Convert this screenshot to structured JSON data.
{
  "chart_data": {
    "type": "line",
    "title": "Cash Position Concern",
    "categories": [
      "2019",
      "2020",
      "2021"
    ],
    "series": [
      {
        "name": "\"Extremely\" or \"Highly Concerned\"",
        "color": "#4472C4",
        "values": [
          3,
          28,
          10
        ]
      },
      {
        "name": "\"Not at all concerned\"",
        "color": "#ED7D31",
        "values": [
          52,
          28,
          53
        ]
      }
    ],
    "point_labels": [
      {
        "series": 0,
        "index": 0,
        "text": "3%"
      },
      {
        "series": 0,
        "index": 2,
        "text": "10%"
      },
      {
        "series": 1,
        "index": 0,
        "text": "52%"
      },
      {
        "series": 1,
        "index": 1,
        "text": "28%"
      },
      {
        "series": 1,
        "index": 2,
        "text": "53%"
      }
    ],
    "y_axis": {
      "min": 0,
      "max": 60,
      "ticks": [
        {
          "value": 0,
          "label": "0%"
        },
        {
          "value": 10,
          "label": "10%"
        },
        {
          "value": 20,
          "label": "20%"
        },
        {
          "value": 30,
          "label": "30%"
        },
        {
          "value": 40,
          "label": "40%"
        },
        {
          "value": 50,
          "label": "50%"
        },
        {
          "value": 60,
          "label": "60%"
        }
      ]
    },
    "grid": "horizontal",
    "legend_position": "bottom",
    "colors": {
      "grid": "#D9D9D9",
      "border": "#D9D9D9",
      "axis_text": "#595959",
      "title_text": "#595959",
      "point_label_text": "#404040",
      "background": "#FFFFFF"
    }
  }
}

## TO BE DONE
Give the listing above again, word for word.

## FINISHED TASK
Convert this screenshot to structured JSON data.
{
  "chart_data": {
    "type": "line",
    "title": "Cash Position Concern",
    "categories": [
      "2019",
      "2020",
      "2021"
    ],
    "series": [
      {
        "name": "\"Extremely\" or \"Highly Concerned\"",
        "color": "#4472C4",
        "values": [
          3,
          28,
          10
        ]
      },
      {
        "name": "\"Not at all concerned\"",
        "color": "#ED7D31",
        "values": [
          52,
          28,
          53
        ]
      }
    ],
    "point_labels": [
      {
        "series": 0,
        "index": 0,
        "text": "3%"
      },
      {
        "series": 0,
        "index": 2,
        "text": "10%"
      },
      {
        "series": 1,
        "index": 0,
        "text": "52%"
      },
      {
        "series": 1,
        "index": 1,
        "text": "28%"
      },
      {
        "series": 1,
        "index": 2,
        "text": "53%"
      }
    ],
    "y_axis": {
      "min": 0,
      "max": 60,
      "ticks": [
        {
          "value": 0,
          "label": "0%"
        },
        {
          "value": 10,
          "label": "10%"
        },
        {
          "value": 20,
          "label": "20%"
        },
        {
          "value": 30,
          "label": "30%"
        },
        {
          "value": 40,
          "label": "40%"
        },
        {
          "value": 50,
          "label": "50%"
        },
        {
          "value": 60,
          "label": "60%"
        }
      ]
    },
    "grid": "horizontal",
    "legend_position": "bottom",
    "colors": {
      "grid": "#D9D9D9",
      "border": "#D9D9D9",
      "axis_text": "#595959",
      "title_text": "#595959",
      "point_label_text": "#404040",
      "background": "#FFFFFF"
    }
  }
}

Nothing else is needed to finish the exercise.